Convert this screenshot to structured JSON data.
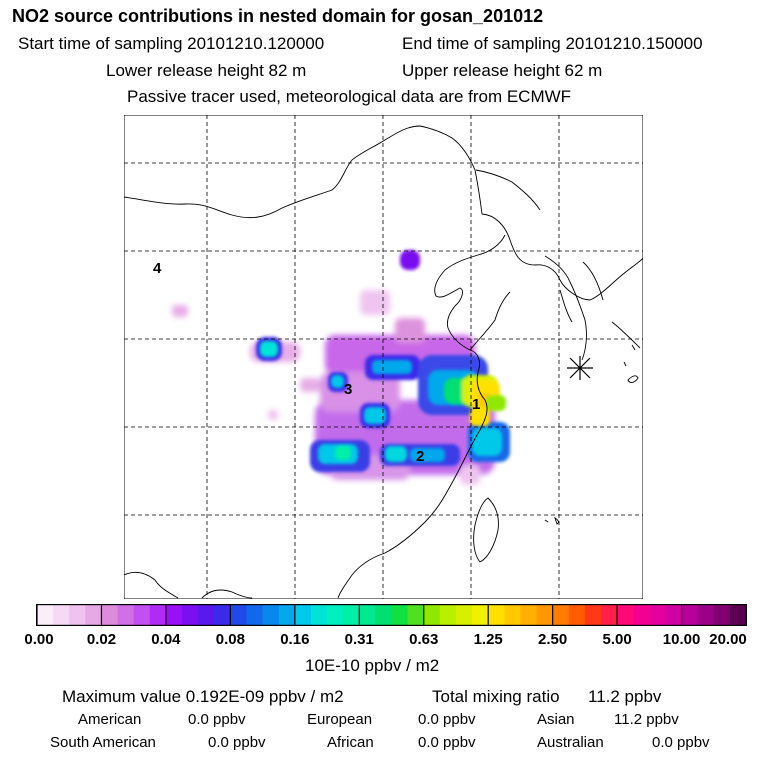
{
  "header": {
    "title": "NO2 source contributions in nested domain for gosan_201012",
    "start": "Start time of sampling 20101210.120000",
    "end": "End time of sampling 20101210.150000",
    "lower": "Lower release height   82 m",
    "upper": "Upper release height   62 m",
    "note": "Passive tracer used, meteorological data are from ECMWF"
  },
  "map": {
    "labels": [
      "1",
      "2",
      "3",
      "4"
    ],
    "station_marker": "release-site-star-icon"
  },
  "colorbar": {
    "ticks": [
      "0.00",
      "0.02",
      "0.04",
      "0.08",
      "0.16",
      "0.31",
      "0.63",
      "1.25",
      "2.50",
      "5.00",
      "10.00",
      "20.00"
    ],
    "unit": "10E-10 ppbv / m2",
    "colors": [
      [
        "#fbeefb",
        "#f6d9f6",
        "#efc2ef",
        "#e6a9e6"
      ],
      [
        "#db8ddb",
        "#d06fe6",
        "#c24ff0",
        "#b02cf6"
      ],
      [
        "#9a10f4",
        "#7a10f0",
        "#5a18ec",
        "#3a2aea"
      ],
      [
        "#1f4ae8",
        "#1268ea",
        "#0888ec",
        "#05a8ec"
      ],
      [
        "#00c8e8",
        "#00e4d8",
        "#00f0c0",
        "#00f0a8"
      ],
      [
        "#00e890",
        "#00e070",
        "#10e040",
        "#50e020"
      ],
      [
        "#90e800",
        "#b8f000",
        "#d8f000",
        "#f0f000"
      ],
      [
        "#ffe000",
        "#ffc800",
        "#ffb000",
        "#ff9800"
      ],
      [
        "#ff7c00",
        "#ff5c00",
        "#ff3818",
        "#ff2048"
      ],
      [
        "#ff0878",
        "#f40090",
        "#e4009c",
        "#d000a0"
      ],
      [
        "#b80098",
        "#9c0088",
        "#800070",
        "#5a0050"
      ]
    ]
  },
  "stats": {
    "max_label": "Maximum value  0.192E-09 ppbv / m2",
    "total_label": "Total mixing ratio",
    "total_value": "11.2 ppbv",
    "regions_row1": [
      {
        "name": "American",
        "value": "0.0 ppbv"
      },
      {
        "name": "European",
        "value": "0.0 ppbv"
      },
      {
        "name": "Asian",
        "value": "11.2 ppbv"
      }
    ],
    "regions_row2": [
      {
        "name": "South American",
        "value": "0.0 ppbv"
      },
      {
        "name": "African",
        "value": "0.0 ppbv"
      },
      {
        "name": "Australian",
        "value": "0.0 ppbv"
      }
    ]
  }
}
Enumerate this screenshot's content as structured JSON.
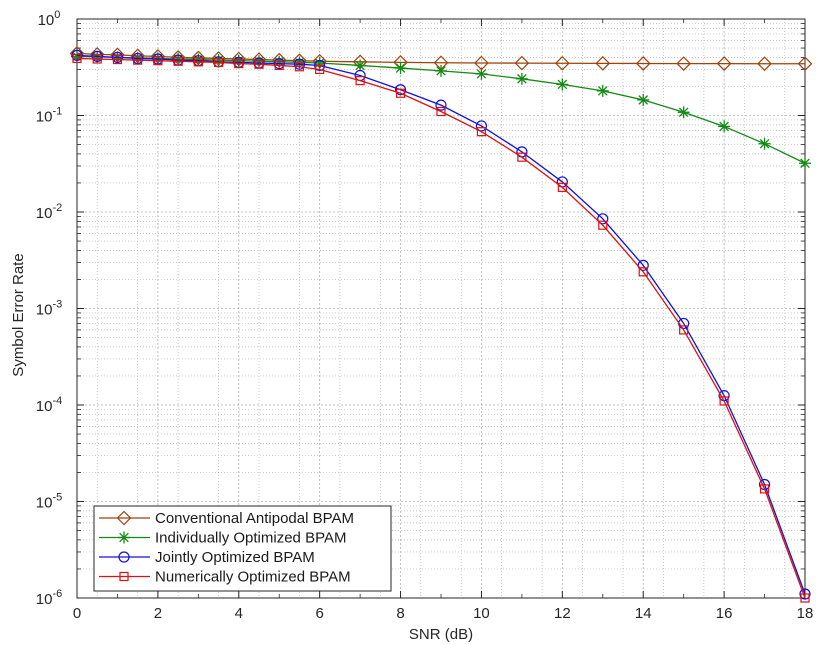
{
  "chart_data": {
    "type": "line",
    "title": "",
    "xlabel": "SNR (dB)",
    "ylabel": "Symbol Error Rate",
    "xlim": [
      0,
      18
    ],
    "ylim": [
      1e-06,
      1
    ],
    "yscale": "log",
    "grid": "on (major and minor)",
    "legend_position": "bottom-left",
    "x_ticks": [
      "0",
      "2",
      "4",
      "6",
      "8",
      "10",
      "12",
      "14",
      "16",
      "18"
    ],
    "y_ticks": [
      {
        "base": "10",
        "exp": "0"
      },
      {
        "base": "10",
        "exp": "-1"
      },
      {
        "base": "10",
        "exp": "-2"
      },
      {
        "base": "10",
        "exp": "-3"
      },
      {
        "base": "10",
        "exp": "-4"
      },
      {
        "base": "10",
        "exp": "-5"
      },
      {
        "base": "10",
        "exp": "-6"
      }
    ],
    "series": [
      {
        "name": "Conventional Antipodal BPAM",
        "color": "#A0420C",
        "marker": "diamond",
        "x": [
          0,
          0.5,
          1,
          1.5,
          2,
          2.5,
          3,
          3.5,
          4,
          4.5,
          5,
          5.5,
          6,
          7,
          8,
          9,
          10,
          11,
          12,
          13,
          14,
          15,
          16,
          17,
          18
        ],
        "y": [
          0.44,
          0.43,
          0.425,
          0.415,
          0.41,
          0.4,
          0.395,
          0.39,
          0.385,
          0.38,
          0.375,
          0.37,
          0.365,
          0.36,
          0.355,
          0.352,
          0.35,
          0.349,
          0.348,
          0.347,
          0.346,
          0.345,
          0.345,
          0.344,
          0.344
        ]
      },
      {
        "name": "Individually Optimized BPAM",
        "color": "#138A13",
        "marker": "asterisk",
        "x": [
          0,
          0.5,
          1,
          1.5,
          2,
          2.5,
          3,
          3.5,
          4,
          4.5,
          5,
          5.5,
          6,
          7,
          8,
          9,
          10,
          11,
          12,
          13,
          14,
          15,
          16,
          17,
          18
        ],
        "y": [
          0.41,
          0.405,
          0.4,
          0.395,
          0.39,
          0.385,
          0.38,
          0.375,
          0.37,
          0.365,
          0.36,
          0.355,
          0.35,
          0.33,
          0.31,
          0.29,
          0.27,
          0.24,
          0.21,
          0.18,
          0.145,
          0.108,
          0.077,
          0.051,
          0.032
        ]
      },
      {
        "name": "Jointly Optimized BPAM",
        "color": "#1010E0",
        "marker": "circle",
        "x": [
          0,
          0.5,
          1,
          1.5,
          2,
          2.5,
          3,
          3.5,
          4,
          4.5,
          5,
          5.5,
          6,
          7,
          8,
          9,
          10,
          11,
          12,
          13,
          14,
          15,
          16,
          17,
          18
        ],
        "y": [
          0.42,
          0.41,
          0.4,
          0.39,
          0.385,
          0.375,
          0.37,
          0.36,
          0.355,
          0.35,
          0.345,
          0.34,
          0.33,
          0.26,
          0.185,
          0.128,
          0.078,
          0.042,
          0.0205,
          0.0085,
          0.0028,
          0.0007,
          0.000125,
          1.5e-05,
          1.1e-06
        ]
      },
      {
        "name": "Numerically Optimized BPAM",
        "color": "#E01010",
        "marker": "square",
        "x": [
          0,
          0.5,
          1,
          1.5,
          2,
          2.5,
          3,
          3.5,
          4,
          4.5,
          5,
          5.5,
          6,
          7,
          8,
          9,
          10,
          11,
          12,
          13,
          14,
          15,
          16,
          17,
          18
        ],
        "y": [
          0.39,
          0.385,
          0.38,
          0.375,
          0.37,
          0.365,
          0.36,
          0.355,
          0.345,
          0.34,
          0.33,
          0.32,
          0.3,
          0.23,
          0.17,
          0.11,
          0.068,
          0.037,
          0.018,
          0.0073,
          0.0024,
          0.0006,
          0.00011,
          1.35e-05,
          1e-06
        ]
      }
    ]
  }
}
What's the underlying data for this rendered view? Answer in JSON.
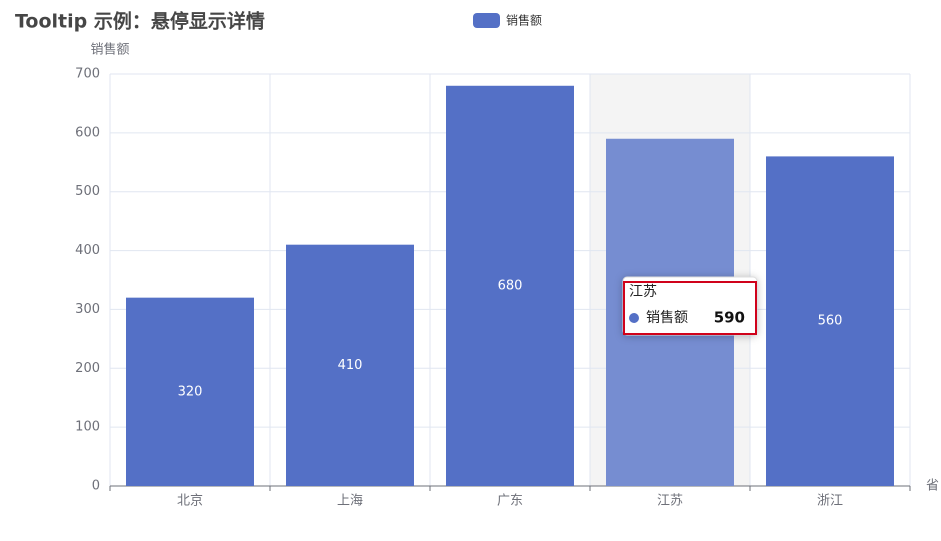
{
  "chart_data": {
    "type": "bar",
    "title": "Tooltip 示例：悬停显示详情",
    "x_label": "省",
    "y_label": "销售额",
    "categories": [
      "北京",
      "上海",
      "广东",
      "江苏",
      "浙江"
    ],
    "series": [
      {
        "name": "销售额",
        "color": "#5470c6",
        "values": [
          320,
          410,
          680,
          590,
          560
        ]
      }
    ],
    "ylim": [
      0,
      700
    ],
    "yticks": [
      0,
      100,
      200,
      300,
      400,
      500,
      600,
      700
    ],
    "grid": true,
    "legend": "top",
    "tooltip_index": 3
  }
}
========================
Written exercise:
How many lines in the entries contain the string "time"? Answer with the number only.

Exercise result:
2